◆ **DATASET**:
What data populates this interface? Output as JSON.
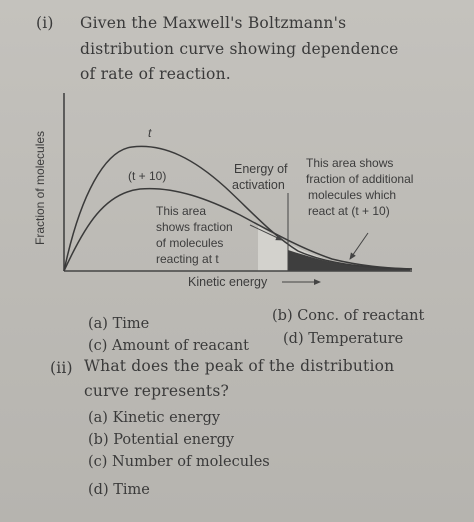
{
  "q1": {
    "number": "(i)",
    "lines": [
      "Given the Maxwell's Boltzmann's",
      "distribution curve showing dependence",
      "of rate of reaction."
    ],
    "figure": {
      "ylabel": "Fraction of molecules",
      "xlabel": "Kinetic energy",
      "curve_t_label": "t",
      "curve_t10_label": "(t + 10)",
      "activation_label_1": "Energy of",
      "activation_label_2": "activation",
      "area1_lines": [
        "This area",
        "shows fraction",
        "of molecules",
        "reacting at t"
      ],
      "area2_lines": [
        "This area shows",
        "fraction of additional",
        "molecules which",
        "react at (t + 10)"
      ]
    },
    "options": {
      "a": "(a) Time",
      "b": "(b) Conc. of reactant",
      "c": "(c) Amount of reacant",
      "d": "(d) Temperature"
    }
  },
  "q2": {
    "number": "(ii)",
    "lines": [
      "What does the peak of the distribution",
      "curve represents?"
    ],
    "options": {
      "a": "(a) Kinetic energy",
      "b": "(b) Potential energy",
      "c": "(c) Number of molecules",
      "d": "(d) Time"
    }
  }
}
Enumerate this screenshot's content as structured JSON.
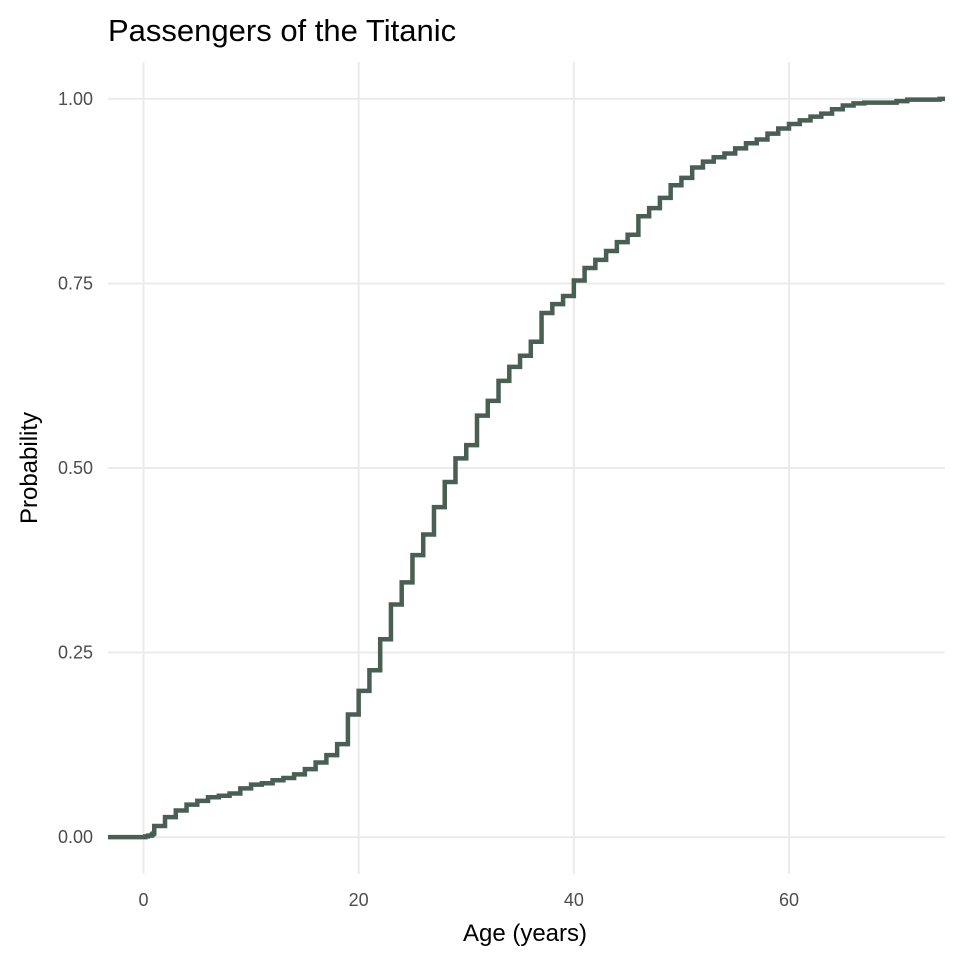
{
  "chart_data": {
    "type": "line",
    "subtype": "ecdf-step",
    "title": "Passengers of the Titanic",
    "xlabel": "Age (years)",
    "ylabel": "Probability",
    "xlim": [
      -3.3,
      74.5
    ],
    "ylim": [
      -0.05,
      1.05
    ],
    "x_ticks": [
      0,
      20,
      40,
      60
    ],
    "x_tick_labels": [
      "0",
      "20",
      "40",
      "60"
    ],
    "y_ticks": [
      0,
      0.25,
      0.5,
      0.75,
      1
    ],
    "y_tick_labels": [
      "0.00",
      "0.25",
      "0.50",
      "0.75",
      "1.00"
    ],
    "grid": "major",
    "line_color": "#4a5f53",
    "series": [
      {
        "x": [
          -3.3,
          0.17,
          0.42,
          0.75,
          0.83,
          0.92,
          1,
          2,
          3,
          4,
          5,
          6,
          7,
          8,
          9,
          10,
          11,
          12,
          13,
          14,
          15,
          16,
          17,
          18,
          19,
          20,
          21,
          22,
          23,
          24,
          25,
          26,
          27,
          28,
          29,
          30,
          31,
          32,
          33,
          34,
          35,
          36,
          37,
          38,
          39,
          40,
          41,
          42,
          43,
          44,
          45,
          46,
          47,
          48,
          49,
          50,
          51,
          52,
          53,
          54,
          55,
          56,
          57,
          58,
          59,
          60,
          61,
          62,
          63,
          64,
          65,
          66,
          67,
          70,
          71,
          74,
          74.5
        ],
        "y": [
          0,
          0.001,
          0.002,
          0.003,
          0.004,
          0.005,
          0.015,
          0.027,
          0.036,
          0.044,
          0.049,
          0.054,
          0.056,
          0.059,
          0.066,
          0.071,
          0.073,
          0.077,
          0.08,
          0.085,
          0.092,
          0.101,
          0.111,
          0.126,
          0.166,
          0.198,
          0.226,
          0.268,
          0.315,
          0.345,
          0.382,
          0.41,
          0.447,
          0.481,
          0.513,
          0.531,
          0.571,
          0.591,
          0.618,
          0.637,
          0.652,
          0.671,
          0.71,
          0.722,
          0.733,
          0.754,
          0.771,
          0.782,
          0.794,
          0.806,
          0.816,
          0.841,
          0.852,
          0.866,
          0.883,
          0.893,
          0.907,
          0.915,
          0.921,
          0.926,
          0.933,
          0.94,
          0.945,
          0.953,
          0.96,
          0.966,
          0.971,
          0.976,
          0.98,
          0.986,
          0.991,
          0.994,
          0.995,
          0.997,
          0.999,
          1.0,
          1.0
        ]
      }
    ]
  }
}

◆ **WHAT IS BEING ASKED**:
Pictures are excluded; output everything else in the data verbatim.

◆ **TASK RESULT**:
What data populates this interface? Output as JSON.
{
  "q1": {
    "number": "(i)",
    "lines": [
      "Given the Maxwell's Boltzmann's",
      "distribution curve showing dependence",
      "of rate of reaction."
    ],
    "figure": {
      "ylabel": "Fraction of molecules",
      "xlabel": "Kinetic energy",
      "curve_t_label": "t",
      "curve_t10_label": "(t + 10)",
      "activation_label_1": "Energy of",
      "activation_label_2": "activation",
      "area1_lines": [
        "This area",
        "shows fraction",
        "of molecules",
        "reacting at t"
      ],
      "area2_lines": [
        "This area shows",
        "fraction of additional",
        "molecules which",
        "react at (t + 10)"
      ]
    },
    "options": {
      "a": "(a) Time",
      "b": "(b) Conc. of reactant",
      "c": "(c) Amount of reacant",
      "d": "(d) Temperature"
    }
  },
  "q2": {
    "number": "(ii)",
    "lines": [
      "What does the peak of the distribution",
      "curve represents?"
    ],
    "options": {
      "a": "(a) Kinetic energy",
      "b": "(b) Potential energy",
      "c": "(c) Number of molecules",
      "d": "(d) Time"
    }
  }
}
Enumerate this screenshot's content as structured JSON.
{
  "chart_data": {
    "type": "line",
    "subtype": "ecdf-step",
    "title": "Passengers of the Titanic",
    "xlabel": "Age (years)",
    "ylabel": "Probability",
    "xlim": [
      -3.3,
      74.5
    ],
    "ylim": [
      -0.05,
      1.05
    ],
    "x_ticks": [
      0,
      20,
      40,
      60
    ],
    "x_tick_labels": [
      "0",
      "20",
      "40",
      "60"
    ],
    "y_ticks": [
      0,
      0.25,
      0.5,
      0.75,
      1
    ],
    "y_tick_labels": [
      "0.00",
      "0.25",
      "0.50",
      "0.75",
      "1.00"
    ],
    "grid": "major",
    "line_color": "#4a5f53",
    "series": [
      {
        "x": [
          -3.3,
          0.17,
          0.42,
          0.75,
          0.83,
          0.92,
          1,
          2,
          3,
          4,
          5,
          6,
          7,
          8,
          9,
          10,
          11,
          12,
          13,
          14,
          15,
          16,
          17,
          18,
          19,
          20,
          21,
          22,
          23,
          24,
          25,
          26,
          27,
          28,
          29,
          30,
          31,
          32,
          33,
          34,
          35,
          36,
          37,
          38,
          39,
          40,
          41,
          42,
          43,
          44,
          45,
          46,
          47,
          48,
          49,
          50,
          51,
          52,
          53,
          54,
          55,
          56,
          57,
          58,
          59,
          60,
          61,
          62,
          63,
          64,
          65,
          66,
          67,
          70,
          71,
          74,
          74.5
        ],
        "y": [
          0,
          0.001,
          0.002,
          0.003,
          0.004,
          0.005,
          0.015,
          0.027,
          0.036,
          0.044,
          0.049,
          0.054,
          0.056,
          0.059,
          0.066,
          0.071,
          0.073,
          0.077,
          0.08,
          0.085,
          0.092,
          0.101,
          0.111,
          0.126,
          0.166,
          0.198,
          0.226,
          0.268,
          0.315,
          0.345,
          0.382,
          0.41,
          0.447,
          0.481,
          0.513,
          0.531,
          0.571,
          0.591,
          0.618,
          0.637,
          0.652,
          0.671,
          0.71,
          0.722,
          0.733,
          0.754,
          0.771,
          0.782,
          0.794,
          0.806,
          0.816,
          0.841,
          0.852,
          0.866,
          0.883,
          0.893,
          0.907,
          0.915,
          0.921,
          0.926,
          0.933,
          0.94,
          0.945,
          0.953,
          0.96,
          0.966,
          0.971,
          0.976,
          0.98,
          0.986,
          0.991,
          0.994,
          0.995,
          0.997,
          0.999,
          1.0,
          1.0
        ]
      }
    ]
  }
}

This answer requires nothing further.